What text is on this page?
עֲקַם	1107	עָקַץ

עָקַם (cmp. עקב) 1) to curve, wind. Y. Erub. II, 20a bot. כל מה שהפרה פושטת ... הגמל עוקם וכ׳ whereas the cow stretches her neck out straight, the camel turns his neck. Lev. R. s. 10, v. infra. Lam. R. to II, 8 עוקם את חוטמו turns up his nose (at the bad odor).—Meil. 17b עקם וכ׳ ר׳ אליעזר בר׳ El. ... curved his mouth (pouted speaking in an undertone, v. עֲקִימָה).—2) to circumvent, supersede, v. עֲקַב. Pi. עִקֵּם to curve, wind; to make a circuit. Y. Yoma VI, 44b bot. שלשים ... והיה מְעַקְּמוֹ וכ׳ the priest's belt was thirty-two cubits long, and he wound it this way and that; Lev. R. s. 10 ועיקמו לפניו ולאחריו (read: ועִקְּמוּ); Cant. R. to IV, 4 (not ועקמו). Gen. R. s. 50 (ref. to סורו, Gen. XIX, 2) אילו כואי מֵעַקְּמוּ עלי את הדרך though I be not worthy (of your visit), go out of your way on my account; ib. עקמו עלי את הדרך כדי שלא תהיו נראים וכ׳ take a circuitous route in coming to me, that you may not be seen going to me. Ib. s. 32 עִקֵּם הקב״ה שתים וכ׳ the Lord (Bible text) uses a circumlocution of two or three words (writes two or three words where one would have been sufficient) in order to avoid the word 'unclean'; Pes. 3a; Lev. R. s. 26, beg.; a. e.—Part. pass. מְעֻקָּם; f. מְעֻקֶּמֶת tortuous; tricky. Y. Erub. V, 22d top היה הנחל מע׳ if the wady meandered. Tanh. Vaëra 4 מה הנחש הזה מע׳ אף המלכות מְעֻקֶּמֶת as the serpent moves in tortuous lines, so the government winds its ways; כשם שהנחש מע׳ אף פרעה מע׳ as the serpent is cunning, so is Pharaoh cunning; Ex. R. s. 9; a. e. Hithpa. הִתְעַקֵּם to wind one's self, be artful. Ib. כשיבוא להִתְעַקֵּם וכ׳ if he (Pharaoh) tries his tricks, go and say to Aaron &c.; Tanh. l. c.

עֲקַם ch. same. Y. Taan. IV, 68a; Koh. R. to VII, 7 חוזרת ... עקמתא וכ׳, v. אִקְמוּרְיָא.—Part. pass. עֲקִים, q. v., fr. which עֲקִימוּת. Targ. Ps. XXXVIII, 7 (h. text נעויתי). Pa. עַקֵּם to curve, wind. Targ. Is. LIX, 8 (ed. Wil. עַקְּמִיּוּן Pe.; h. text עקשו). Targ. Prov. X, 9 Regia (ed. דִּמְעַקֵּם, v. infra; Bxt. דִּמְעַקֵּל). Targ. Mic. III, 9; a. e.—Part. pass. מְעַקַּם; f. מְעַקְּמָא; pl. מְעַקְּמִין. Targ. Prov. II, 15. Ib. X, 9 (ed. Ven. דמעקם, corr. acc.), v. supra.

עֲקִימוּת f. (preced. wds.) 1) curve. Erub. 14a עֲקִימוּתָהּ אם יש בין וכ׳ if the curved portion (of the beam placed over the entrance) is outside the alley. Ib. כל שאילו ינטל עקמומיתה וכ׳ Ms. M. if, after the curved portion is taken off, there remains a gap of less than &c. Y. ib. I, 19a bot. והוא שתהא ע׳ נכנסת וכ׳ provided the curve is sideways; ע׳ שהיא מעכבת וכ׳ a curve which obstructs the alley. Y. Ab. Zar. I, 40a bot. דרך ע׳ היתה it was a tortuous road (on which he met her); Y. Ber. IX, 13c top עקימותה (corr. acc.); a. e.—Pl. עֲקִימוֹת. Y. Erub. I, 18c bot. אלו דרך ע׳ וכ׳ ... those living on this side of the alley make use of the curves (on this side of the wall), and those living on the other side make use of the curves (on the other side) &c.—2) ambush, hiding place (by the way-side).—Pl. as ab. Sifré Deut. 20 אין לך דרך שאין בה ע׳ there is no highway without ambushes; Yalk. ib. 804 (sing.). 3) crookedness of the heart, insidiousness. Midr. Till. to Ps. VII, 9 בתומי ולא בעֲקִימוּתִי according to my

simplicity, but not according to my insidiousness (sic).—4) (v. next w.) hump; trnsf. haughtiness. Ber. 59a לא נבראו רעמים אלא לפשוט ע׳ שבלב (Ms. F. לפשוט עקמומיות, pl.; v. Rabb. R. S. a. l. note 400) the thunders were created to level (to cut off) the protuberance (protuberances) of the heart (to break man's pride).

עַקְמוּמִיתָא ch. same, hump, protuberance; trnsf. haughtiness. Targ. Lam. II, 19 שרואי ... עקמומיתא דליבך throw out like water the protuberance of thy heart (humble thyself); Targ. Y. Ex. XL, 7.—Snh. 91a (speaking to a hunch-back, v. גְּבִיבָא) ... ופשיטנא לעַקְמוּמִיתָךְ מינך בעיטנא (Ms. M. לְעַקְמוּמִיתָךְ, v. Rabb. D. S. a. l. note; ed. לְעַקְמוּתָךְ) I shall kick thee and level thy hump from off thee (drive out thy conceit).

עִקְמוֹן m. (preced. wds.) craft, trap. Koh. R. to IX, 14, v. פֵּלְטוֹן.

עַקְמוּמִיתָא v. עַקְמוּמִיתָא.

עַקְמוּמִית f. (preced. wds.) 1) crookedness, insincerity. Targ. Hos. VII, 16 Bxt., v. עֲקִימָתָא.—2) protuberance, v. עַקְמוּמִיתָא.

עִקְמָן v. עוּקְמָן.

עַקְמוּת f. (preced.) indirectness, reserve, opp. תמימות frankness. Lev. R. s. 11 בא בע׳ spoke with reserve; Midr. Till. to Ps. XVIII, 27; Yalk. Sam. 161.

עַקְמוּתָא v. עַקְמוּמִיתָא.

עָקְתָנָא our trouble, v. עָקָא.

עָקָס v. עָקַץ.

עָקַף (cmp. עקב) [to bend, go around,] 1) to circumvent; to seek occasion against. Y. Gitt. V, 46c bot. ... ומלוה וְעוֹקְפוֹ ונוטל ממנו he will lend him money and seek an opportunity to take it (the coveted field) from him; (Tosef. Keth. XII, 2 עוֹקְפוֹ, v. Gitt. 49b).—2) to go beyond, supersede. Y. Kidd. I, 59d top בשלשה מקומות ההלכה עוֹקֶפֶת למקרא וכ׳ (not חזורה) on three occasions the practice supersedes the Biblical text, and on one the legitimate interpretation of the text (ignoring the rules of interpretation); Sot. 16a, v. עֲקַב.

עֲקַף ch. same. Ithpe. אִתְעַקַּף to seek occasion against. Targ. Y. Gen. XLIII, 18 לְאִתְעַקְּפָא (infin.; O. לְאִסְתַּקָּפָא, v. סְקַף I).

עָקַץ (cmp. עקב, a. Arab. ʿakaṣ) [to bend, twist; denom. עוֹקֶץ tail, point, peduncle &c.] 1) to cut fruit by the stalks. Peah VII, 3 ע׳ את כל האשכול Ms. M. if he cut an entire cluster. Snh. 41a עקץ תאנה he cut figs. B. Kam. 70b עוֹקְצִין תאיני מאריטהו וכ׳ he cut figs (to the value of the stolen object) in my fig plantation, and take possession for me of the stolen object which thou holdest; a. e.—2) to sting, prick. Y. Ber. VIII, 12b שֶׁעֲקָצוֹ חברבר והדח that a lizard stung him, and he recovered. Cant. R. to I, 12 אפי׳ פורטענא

|---|

WRITTEN TASK> Copy out every line of the material above that mentions the word "against".

RESULT BELOW>
עָקַף (cmp. עקב) [to bend, go around,] 1) to circumvent; to seek occasion against. Y. Gitt. V, 46c bot. ... ומלוה וְעוֹקְפוֹ ונוטל ממנו he will lend him money and seek an opportunity to take it (the coveted field) from him; (Tosef. Keth. XII, 2 עוֹקְפוֹ, v. Gitt. 49b).—2) to go beyond, supersede. Y. Kidd. I, 59d top בשלשה מקומות ההלכה עוֹקֶפֶת למקרא וכ׳ (not חזורה) on three occasions the practice supersedes the Biblical text, and on one the legitimate interpretation of the text (ignoring the rules of interpretation); Sot. 16a, v. עֲקַב.
עֲקַף ch. same. Ithpe. אִתְעַקַּף to seek occasion against. Targ. Y. Gen. XLIII, 18 לְאִתְעַקְּפָא (infin.; O. לְאִסְתַּקָּפָא, v. סְקַף I).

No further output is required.